Select, from the material below, each line with "whey" in it.

----

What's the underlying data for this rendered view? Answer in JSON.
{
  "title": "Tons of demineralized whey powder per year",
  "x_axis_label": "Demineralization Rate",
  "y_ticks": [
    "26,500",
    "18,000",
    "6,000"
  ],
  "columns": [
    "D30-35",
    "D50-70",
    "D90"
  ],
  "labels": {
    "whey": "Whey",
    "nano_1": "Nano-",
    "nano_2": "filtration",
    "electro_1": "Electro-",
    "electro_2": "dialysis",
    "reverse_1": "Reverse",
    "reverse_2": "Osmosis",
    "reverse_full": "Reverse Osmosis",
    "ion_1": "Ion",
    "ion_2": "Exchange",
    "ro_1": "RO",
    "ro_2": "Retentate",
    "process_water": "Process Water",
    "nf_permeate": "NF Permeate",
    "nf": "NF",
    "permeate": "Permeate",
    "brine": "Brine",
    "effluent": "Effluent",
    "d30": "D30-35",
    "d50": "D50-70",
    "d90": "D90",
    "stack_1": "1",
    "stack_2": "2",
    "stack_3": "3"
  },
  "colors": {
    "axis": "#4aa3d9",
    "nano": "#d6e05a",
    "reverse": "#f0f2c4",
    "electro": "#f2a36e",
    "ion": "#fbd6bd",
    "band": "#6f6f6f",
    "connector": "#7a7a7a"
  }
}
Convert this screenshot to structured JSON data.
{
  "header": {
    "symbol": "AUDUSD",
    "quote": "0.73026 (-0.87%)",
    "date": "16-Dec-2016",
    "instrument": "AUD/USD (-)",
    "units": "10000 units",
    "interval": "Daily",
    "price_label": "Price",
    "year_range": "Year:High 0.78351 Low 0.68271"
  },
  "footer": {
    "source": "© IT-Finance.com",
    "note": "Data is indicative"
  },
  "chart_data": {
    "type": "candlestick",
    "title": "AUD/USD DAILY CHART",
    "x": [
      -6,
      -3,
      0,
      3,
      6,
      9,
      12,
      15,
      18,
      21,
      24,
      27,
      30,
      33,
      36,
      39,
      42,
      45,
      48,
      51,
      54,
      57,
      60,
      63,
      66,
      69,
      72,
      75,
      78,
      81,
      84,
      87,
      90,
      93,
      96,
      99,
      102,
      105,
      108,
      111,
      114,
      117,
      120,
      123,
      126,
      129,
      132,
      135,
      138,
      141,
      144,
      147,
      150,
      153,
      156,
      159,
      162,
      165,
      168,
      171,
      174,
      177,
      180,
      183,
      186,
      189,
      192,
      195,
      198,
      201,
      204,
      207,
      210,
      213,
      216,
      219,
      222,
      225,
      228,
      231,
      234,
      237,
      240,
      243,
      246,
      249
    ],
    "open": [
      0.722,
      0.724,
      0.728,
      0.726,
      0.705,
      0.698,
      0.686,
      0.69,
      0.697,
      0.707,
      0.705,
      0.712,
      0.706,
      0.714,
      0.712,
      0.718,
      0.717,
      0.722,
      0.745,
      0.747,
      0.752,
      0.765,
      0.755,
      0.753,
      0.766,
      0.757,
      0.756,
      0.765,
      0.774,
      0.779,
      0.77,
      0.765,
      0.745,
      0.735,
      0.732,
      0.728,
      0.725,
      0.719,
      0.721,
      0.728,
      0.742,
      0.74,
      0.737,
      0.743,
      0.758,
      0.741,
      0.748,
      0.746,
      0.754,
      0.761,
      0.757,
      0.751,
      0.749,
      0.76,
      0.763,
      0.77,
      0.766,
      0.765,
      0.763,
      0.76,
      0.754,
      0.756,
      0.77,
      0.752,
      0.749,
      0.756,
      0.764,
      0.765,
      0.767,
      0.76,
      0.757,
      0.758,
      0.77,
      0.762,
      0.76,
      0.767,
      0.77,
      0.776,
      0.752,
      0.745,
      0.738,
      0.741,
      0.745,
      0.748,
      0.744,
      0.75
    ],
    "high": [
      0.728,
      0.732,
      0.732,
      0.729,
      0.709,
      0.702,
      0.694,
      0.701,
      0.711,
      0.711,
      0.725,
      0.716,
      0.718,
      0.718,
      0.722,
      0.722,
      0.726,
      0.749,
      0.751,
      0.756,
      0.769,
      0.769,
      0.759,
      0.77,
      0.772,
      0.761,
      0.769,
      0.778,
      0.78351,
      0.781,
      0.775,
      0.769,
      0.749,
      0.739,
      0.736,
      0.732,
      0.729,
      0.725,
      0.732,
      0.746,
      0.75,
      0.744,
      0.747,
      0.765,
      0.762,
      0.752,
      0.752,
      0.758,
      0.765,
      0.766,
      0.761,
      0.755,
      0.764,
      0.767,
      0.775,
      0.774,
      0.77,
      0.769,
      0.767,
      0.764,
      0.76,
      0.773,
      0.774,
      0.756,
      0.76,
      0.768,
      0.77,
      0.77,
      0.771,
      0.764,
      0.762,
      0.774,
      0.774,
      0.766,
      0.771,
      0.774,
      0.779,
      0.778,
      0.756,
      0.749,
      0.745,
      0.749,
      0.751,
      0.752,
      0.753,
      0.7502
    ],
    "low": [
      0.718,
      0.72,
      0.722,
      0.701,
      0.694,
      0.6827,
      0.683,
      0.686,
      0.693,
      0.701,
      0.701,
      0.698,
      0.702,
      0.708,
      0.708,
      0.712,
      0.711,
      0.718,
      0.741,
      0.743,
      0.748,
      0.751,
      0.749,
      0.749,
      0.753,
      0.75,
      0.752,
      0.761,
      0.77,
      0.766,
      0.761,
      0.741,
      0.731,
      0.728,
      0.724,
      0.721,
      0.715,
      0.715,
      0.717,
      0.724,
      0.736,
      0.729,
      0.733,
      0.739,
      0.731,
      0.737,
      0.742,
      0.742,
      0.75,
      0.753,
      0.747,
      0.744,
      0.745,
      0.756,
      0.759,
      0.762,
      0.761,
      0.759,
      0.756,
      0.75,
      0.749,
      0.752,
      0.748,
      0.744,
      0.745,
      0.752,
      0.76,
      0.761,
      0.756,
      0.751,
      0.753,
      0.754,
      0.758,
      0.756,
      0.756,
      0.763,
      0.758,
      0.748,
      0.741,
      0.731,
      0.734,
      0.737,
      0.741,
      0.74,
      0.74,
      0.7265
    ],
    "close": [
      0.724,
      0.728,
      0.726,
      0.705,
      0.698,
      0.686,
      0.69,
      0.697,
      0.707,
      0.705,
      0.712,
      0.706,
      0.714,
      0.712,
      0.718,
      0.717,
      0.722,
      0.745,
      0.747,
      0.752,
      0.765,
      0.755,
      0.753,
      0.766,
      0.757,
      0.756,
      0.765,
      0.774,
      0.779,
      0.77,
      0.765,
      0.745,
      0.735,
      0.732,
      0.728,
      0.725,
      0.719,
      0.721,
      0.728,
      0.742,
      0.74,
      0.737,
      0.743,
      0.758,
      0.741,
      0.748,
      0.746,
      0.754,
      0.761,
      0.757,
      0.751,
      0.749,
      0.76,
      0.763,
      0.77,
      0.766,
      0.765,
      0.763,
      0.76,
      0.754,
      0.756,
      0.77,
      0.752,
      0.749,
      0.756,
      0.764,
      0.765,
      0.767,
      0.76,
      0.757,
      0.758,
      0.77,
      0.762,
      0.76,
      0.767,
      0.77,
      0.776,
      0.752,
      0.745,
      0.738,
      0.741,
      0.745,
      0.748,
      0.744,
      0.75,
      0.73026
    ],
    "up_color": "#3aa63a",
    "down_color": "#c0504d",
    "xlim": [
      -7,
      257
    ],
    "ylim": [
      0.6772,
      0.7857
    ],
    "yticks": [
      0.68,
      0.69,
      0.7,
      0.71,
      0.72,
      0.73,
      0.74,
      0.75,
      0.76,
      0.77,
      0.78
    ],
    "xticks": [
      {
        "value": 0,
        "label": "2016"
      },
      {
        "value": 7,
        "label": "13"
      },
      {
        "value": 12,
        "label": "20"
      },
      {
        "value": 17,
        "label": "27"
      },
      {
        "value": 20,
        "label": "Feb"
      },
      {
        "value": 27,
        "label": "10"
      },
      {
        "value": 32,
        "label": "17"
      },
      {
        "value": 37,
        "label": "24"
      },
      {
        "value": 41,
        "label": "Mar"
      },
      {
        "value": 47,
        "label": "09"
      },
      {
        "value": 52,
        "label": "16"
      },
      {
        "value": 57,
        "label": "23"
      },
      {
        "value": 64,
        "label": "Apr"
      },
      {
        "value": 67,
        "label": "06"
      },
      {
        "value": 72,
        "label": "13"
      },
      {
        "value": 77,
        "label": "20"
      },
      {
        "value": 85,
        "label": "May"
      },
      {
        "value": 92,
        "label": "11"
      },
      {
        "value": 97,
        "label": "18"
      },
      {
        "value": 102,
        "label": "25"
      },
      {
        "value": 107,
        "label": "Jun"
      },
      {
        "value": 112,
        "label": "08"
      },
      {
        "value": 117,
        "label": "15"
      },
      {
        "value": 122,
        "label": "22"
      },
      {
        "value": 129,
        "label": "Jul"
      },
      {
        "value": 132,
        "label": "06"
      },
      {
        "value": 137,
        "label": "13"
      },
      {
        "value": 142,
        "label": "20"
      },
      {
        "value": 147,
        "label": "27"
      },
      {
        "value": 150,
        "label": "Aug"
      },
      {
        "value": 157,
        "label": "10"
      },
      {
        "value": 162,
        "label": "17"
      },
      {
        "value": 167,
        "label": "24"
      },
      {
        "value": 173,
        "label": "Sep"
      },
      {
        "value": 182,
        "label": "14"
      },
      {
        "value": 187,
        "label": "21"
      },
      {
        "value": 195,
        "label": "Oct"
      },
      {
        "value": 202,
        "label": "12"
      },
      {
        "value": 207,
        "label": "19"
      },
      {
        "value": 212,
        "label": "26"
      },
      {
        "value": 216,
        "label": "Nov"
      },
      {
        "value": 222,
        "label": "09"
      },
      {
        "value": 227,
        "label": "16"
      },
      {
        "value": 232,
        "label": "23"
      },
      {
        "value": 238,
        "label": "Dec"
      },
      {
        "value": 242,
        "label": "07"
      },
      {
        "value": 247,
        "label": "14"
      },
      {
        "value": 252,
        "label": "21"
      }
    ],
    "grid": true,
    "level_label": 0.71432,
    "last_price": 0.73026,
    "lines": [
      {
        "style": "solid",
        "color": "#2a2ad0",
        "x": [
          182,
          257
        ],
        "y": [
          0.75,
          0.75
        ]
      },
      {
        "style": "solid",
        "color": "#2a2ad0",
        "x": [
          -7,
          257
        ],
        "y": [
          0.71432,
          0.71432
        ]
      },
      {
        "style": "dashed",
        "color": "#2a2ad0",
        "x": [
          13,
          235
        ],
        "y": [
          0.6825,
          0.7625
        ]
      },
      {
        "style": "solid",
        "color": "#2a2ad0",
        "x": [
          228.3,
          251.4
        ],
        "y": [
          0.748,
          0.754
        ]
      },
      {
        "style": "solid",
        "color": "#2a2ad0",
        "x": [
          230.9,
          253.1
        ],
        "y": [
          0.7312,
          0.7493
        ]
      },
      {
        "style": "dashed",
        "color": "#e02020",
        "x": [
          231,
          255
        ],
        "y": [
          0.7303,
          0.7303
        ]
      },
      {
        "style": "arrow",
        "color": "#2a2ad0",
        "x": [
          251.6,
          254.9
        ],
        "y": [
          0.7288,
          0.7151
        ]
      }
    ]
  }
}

----

§ **Exercise answer**:
  "title": "Tons of demineralized whey powder per year",
    "whey": "Whey",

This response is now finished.